(Dataset entries)
++++++++++++++++++++
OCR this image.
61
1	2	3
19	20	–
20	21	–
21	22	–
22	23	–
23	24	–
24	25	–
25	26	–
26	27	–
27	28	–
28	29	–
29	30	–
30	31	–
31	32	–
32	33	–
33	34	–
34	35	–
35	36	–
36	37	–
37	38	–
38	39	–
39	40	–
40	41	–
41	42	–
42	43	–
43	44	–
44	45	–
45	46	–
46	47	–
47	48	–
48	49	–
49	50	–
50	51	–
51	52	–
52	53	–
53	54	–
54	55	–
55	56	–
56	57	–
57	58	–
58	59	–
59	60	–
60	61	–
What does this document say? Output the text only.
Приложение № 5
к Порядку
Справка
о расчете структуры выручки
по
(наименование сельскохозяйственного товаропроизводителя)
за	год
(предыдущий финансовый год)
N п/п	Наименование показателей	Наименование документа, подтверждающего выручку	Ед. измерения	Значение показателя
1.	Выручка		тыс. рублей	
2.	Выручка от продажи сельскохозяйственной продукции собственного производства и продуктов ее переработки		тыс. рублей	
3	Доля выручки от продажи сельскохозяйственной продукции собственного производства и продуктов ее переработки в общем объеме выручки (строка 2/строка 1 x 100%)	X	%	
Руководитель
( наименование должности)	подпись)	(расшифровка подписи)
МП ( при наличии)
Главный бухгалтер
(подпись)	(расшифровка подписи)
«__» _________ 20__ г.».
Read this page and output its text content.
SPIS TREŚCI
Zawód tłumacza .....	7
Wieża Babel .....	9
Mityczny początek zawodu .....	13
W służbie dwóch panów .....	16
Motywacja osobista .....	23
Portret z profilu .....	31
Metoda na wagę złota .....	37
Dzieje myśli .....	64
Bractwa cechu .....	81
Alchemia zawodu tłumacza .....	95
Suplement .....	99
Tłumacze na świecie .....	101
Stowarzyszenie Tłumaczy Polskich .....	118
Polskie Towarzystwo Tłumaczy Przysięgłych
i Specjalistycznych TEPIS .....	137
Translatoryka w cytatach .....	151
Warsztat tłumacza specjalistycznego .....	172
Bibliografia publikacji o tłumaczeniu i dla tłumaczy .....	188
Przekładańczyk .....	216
++++++++++++++++++++
* [Task to carry out]:
Print the whole listing exactly as it is.

* [Exercise result]:
OCR this image.
61
1	2	3
19	20	–
20	21	–
21	22	–
22	23	–
23	24	–
24	25	–
25	26	–
26	27	–
27	28	–
28	29	–
29	30	–
30	31	–
31	32	–
32	33	–
33	34	–
34	35	–
35	36	–
36	37	–
37	38	–
38	39	–
39	40	–
40	41	–
41	42	–
42	43	–
43	44	–
44	45	–
45	46	–
46	47	–
47	48	–
48	49	–
49	50	–
50	51	–
51	52	–
52	53	–
53	54	–
54	55	–
55	56	–
56	57	–
57	58	–
58	59	–
59	60	–
60	61	–
What does this document say? Output the text only.
Приложение № 5
к Порядку
Справка
о расчете структуры выручки
по
(наименование сельскохозяйственного товаропроизводителя)
за	год
(предыдущий финансовый год)
N п/п	Наименование показателей	Наименование документа, подтверждающего выручку	Ед. измерения	Значение показателя
1.	Выручка		тыс. рублей	
2.	Выручка от продажи сельскохозяйственной продукции собственного производства и продуктов ее переработки		тыс. рублей	
3	Доля выручки от продажи сельскохозяйственной продукции собственного производства и продуктов ее переработки в общем объеме выручки (строка 2/строка 1 x 100%)	X	%	
Руководитель
( наименование должности)	подпись)	(расшифровка подписи)
МП ( при наличии)
Главный бухгалтер
(подпись)	(расшифровка подписи)
«__» _________ 20__ г.».
Read this page and output its text content.
SPIS TREŚCI
Zawód tłumacza .....	7
Wieża Babel .....	9
Mityczny początek zawodu .....	13
W służbie dwóch panów .....	16
Motywacja osobista .....	23
Portret z profilu .....	31
Metoda na wagę złota .....	37
Dzieje myśli .....	64
Bractwa cechu .....	81
Alchemia zawodu tłumacza .....	95
Suplement .....	99
Tłumacze na świecie .....	101
Stowarzyszenie Tłumaczy Polskich .....	118
Polskie Towarzystwo Tłumaczy Przysięgłych
i Specjalistycznych TEPIS .....	137
Translatoryka w cytatach .....	151
Warsztat tłumacza specjalistycznego .....	172
Bibliografia publikacji o tłumaczeniu i dla tłumaczy .....	188
Przekładańczyk .....	216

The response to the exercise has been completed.